=== Input material ===

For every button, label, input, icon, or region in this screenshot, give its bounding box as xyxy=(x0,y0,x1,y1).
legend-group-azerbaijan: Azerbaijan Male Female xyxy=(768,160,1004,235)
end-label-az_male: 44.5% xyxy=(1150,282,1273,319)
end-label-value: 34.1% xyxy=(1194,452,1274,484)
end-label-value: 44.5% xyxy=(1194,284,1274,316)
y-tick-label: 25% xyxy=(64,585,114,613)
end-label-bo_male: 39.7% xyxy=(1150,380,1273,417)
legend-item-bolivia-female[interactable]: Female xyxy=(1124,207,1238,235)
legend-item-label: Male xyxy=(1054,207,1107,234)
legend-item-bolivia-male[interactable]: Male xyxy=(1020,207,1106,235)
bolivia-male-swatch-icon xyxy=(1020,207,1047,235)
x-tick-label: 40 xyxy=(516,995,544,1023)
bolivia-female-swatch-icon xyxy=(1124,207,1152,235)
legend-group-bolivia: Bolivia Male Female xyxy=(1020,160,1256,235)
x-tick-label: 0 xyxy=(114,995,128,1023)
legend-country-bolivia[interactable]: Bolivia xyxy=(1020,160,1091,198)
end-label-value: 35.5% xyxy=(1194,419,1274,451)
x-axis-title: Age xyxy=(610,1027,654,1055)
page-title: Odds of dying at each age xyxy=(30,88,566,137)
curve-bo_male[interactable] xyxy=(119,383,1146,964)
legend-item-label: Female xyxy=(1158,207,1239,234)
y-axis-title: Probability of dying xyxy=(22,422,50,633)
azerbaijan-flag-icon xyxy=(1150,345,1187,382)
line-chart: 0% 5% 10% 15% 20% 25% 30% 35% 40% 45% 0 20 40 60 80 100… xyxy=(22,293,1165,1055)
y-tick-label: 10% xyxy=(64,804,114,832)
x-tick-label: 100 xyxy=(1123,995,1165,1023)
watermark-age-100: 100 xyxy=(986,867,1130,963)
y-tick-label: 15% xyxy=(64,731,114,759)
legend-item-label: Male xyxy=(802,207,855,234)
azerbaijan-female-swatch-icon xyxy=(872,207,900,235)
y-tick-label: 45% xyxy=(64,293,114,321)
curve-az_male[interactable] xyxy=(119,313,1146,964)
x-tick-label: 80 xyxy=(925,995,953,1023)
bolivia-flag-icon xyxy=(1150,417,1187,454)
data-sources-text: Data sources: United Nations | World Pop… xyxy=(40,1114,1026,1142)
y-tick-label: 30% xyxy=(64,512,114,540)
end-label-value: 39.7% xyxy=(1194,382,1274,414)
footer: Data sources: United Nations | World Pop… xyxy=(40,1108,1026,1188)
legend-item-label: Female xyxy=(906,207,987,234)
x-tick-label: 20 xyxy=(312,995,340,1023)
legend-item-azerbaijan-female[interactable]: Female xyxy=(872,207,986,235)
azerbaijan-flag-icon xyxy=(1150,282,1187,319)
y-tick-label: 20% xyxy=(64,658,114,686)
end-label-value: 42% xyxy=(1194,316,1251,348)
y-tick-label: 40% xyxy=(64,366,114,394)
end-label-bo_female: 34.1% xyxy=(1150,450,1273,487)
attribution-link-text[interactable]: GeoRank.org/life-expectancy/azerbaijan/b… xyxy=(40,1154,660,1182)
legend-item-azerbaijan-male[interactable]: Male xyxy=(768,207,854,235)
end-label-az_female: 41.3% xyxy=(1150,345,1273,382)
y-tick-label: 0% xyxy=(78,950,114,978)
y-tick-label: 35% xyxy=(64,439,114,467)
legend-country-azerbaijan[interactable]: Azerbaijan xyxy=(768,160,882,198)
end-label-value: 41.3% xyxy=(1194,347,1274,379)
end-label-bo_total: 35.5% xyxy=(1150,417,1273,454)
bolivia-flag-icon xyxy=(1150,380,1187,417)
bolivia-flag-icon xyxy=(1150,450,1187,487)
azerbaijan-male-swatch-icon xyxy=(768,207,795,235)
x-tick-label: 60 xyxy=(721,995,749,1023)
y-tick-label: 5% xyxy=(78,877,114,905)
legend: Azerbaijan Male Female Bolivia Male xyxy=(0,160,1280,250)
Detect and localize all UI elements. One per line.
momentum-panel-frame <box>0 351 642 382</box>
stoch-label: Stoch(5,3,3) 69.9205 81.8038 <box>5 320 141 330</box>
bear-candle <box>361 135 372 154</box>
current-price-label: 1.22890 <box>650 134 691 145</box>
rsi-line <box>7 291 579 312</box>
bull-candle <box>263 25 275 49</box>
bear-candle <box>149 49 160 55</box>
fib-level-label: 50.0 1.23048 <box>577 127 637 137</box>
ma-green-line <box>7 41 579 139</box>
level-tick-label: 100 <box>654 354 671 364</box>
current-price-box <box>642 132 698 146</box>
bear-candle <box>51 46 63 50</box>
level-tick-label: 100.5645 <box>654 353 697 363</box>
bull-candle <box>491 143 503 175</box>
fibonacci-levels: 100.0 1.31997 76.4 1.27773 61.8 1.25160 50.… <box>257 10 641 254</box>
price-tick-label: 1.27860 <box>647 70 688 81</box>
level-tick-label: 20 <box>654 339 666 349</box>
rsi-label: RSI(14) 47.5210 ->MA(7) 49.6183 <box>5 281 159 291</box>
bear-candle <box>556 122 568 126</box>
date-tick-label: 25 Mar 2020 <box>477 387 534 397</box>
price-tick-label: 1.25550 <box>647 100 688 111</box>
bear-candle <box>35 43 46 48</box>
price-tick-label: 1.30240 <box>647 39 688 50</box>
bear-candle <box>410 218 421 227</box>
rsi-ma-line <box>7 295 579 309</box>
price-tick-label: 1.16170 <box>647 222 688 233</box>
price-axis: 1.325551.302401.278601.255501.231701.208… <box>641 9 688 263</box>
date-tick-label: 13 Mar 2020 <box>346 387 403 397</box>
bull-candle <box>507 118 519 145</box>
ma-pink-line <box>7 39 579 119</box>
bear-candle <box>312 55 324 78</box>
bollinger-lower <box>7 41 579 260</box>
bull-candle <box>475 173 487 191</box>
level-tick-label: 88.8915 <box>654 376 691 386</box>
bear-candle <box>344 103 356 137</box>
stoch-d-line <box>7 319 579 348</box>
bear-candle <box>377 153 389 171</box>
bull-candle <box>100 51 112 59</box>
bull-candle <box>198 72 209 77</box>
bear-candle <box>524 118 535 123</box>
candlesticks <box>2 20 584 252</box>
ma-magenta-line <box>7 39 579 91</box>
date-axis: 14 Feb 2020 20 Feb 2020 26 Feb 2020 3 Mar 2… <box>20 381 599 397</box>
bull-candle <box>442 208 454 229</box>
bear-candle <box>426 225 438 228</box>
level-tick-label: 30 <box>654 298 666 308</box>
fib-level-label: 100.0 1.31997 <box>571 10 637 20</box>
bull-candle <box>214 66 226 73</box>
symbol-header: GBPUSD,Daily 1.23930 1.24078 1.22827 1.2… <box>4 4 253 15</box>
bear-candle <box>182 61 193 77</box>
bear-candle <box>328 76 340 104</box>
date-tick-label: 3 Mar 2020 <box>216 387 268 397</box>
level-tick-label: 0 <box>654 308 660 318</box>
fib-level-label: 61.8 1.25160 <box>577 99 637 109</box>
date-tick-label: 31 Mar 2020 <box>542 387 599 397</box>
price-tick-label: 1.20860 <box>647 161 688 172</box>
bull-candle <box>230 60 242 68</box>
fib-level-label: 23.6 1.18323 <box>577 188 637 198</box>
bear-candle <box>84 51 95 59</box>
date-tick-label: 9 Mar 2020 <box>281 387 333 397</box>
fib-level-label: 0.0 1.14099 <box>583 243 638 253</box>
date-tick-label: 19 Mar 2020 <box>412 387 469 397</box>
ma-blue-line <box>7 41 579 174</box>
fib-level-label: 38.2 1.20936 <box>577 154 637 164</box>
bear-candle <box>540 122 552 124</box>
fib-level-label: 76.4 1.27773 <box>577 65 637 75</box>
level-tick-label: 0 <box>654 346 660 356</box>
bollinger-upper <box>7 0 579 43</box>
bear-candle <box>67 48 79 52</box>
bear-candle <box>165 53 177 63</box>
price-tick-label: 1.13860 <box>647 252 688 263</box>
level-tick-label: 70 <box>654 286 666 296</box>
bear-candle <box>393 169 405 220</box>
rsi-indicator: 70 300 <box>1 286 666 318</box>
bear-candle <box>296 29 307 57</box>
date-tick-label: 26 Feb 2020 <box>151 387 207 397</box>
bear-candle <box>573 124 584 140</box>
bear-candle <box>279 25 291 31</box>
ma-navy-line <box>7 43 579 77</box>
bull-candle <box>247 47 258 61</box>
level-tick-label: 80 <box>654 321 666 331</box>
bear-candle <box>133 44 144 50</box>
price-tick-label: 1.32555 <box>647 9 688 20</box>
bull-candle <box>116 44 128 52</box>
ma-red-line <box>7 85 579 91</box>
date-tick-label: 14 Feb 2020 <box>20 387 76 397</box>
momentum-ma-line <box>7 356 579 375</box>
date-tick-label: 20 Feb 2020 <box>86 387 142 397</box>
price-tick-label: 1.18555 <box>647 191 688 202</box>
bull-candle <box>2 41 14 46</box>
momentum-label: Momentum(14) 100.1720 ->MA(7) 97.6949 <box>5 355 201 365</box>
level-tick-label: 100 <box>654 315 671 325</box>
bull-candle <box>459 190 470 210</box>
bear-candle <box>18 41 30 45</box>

===

#### Task statement:
State how many lines of the listing contain the string "value". Give only the number.

#### Result of the exercise:
6